**RECORDS PROVIDED**

'''

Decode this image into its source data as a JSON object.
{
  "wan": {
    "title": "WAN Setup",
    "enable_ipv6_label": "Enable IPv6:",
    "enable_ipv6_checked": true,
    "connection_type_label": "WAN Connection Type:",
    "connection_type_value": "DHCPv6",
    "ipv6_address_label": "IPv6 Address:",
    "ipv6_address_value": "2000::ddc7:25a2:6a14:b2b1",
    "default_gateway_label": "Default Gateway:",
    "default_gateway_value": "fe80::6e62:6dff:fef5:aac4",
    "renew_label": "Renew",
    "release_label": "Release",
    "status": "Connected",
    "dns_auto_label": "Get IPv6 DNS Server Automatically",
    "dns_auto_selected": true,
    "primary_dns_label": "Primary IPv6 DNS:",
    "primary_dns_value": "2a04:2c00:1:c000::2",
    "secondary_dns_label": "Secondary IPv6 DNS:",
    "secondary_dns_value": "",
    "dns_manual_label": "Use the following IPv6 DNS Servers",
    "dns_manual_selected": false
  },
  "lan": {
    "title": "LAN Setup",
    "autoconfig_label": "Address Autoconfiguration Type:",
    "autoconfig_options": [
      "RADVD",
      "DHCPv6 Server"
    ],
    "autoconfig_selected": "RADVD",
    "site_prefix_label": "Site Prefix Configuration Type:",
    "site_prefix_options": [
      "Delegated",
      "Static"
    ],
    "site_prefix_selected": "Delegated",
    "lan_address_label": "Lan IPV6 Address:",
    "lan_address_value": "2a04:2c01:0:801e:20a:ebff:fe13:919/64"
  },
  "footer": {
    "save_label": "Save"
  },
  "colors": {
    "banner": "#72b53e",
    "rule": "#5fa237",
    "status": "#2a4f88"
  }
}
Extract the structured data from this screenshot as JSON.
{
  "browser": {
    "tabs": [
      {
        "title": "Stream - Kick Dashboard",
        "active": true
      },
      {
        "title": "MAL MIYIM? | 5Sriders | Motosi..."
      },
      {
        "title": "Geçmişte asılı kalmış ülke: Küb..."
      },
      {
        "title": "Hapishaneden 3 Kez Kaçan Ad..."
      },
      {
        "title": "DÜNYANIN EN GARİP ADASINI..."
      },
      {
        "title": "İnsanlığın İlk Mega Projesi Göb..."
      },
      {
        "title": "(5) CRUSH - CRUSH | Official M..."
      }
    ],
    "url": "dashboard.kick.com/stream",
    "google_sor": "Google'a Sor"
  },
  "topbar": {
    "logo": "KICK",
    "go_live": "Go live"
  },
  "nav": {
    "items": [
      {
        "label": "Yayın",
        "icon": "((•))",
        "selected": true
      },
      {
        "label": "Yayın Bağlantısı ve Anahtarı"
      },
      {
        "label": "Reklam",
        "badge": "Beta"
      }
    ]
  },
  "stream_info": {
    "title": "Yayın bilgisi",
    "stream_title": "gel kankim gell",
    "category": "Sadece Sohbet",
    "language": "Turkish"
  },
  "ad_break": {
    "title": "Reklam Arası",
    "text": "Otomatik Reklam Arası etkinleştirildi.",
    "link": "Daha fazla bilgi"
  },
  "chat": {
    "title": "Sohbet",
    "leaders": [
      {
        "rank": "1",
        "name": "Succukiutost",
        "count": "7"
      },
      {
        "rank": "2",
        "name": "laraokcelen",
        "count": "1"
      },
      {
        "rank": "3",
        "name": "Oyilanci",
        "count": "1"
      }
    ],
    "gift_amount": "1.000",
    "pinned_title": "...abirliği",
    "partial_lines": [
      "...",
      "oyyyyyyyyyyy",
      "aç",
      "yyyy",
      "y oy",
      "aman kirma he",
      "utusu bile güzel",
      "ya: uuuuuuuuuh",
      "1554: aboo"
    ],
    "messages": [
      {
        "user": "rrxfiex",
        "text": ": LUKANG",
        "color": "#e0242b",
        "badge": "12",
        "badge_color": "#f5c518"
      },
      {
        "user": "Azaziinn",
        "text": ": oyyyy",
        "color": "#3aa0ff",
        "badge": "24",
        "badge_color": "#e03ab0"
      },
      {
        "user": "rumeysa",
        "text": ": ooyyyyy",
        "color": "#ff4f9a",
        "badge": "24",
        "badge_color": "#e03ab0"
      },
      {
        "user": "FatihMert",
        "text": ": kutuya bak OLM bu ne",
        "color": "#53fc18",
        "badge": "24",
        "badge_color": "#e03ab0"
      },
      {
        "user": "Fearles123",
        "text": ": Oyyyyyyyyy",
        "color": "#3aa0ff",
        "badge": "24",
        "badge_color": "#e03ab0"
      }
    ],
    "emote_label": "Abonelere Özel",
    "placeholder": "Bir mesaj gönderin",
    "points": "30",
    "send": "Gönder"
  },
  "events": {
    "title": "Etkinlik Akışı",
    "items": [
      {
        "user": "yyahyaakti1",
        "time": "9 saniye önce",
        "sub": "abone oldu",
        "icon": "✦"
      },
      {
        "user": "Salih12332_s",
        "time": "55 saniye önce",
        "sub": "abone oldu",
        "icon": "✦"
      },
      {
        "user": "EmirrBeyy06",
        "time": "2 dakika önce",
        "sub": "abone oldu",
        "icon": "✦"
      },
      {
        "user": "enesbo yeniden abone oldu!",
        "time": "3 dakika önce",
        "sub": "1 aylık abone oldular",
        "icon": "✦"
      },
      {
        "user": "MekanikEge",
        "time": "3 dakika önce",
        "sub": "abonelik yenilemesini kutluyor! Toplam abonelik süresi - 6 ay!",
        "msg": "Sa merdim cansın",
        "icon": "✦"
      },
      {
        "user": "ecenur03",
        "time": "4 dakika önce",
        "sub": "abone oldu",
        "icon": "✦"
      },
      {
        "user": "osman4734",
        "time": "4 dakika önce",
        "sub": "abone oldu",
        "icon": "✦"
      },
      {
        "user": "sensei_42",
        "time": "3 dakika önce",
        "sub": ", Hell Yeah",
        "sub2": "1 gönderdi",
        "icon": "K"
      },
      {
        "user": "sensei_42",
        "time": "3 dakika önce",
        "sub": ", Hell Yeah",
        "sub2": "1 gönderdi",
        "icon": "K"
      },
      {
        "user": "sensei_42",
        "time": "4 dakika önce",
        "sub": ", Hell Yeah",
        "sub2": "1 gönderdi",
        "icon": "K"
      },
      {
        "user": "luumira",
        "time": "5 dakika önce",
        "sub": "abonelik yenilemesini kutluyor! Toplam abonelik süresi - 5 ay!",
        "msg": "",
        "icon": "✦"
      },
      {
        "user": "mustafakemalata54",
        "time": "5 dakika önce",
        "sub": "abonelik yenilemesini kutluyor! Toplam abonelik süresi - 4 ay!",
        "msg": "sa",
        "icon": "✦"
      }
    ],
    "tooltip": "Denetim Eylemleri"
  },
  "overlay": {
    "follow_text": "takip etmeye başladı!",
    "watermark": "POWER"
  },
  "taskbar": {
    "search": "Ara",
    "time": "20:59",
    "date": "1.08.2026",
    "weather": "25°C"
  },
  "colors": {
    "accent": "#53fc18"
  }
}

'''

**SET EXERCISE**
Pick out every line above that contains the word "süresi" and copy it.

**CORRECT OUTPUT**
        "sub": "abonelik yenilemesini kutluyor! Toplam abonelik süresi - 6 ay!",
        "sub": "abonelik yenilemesini kutluyor! Toplam abonelik süresi - 5 ay!",
        "sub": "abonelik yenilemesini kutluyor! Toplam abonelik süresi - 4 ay!",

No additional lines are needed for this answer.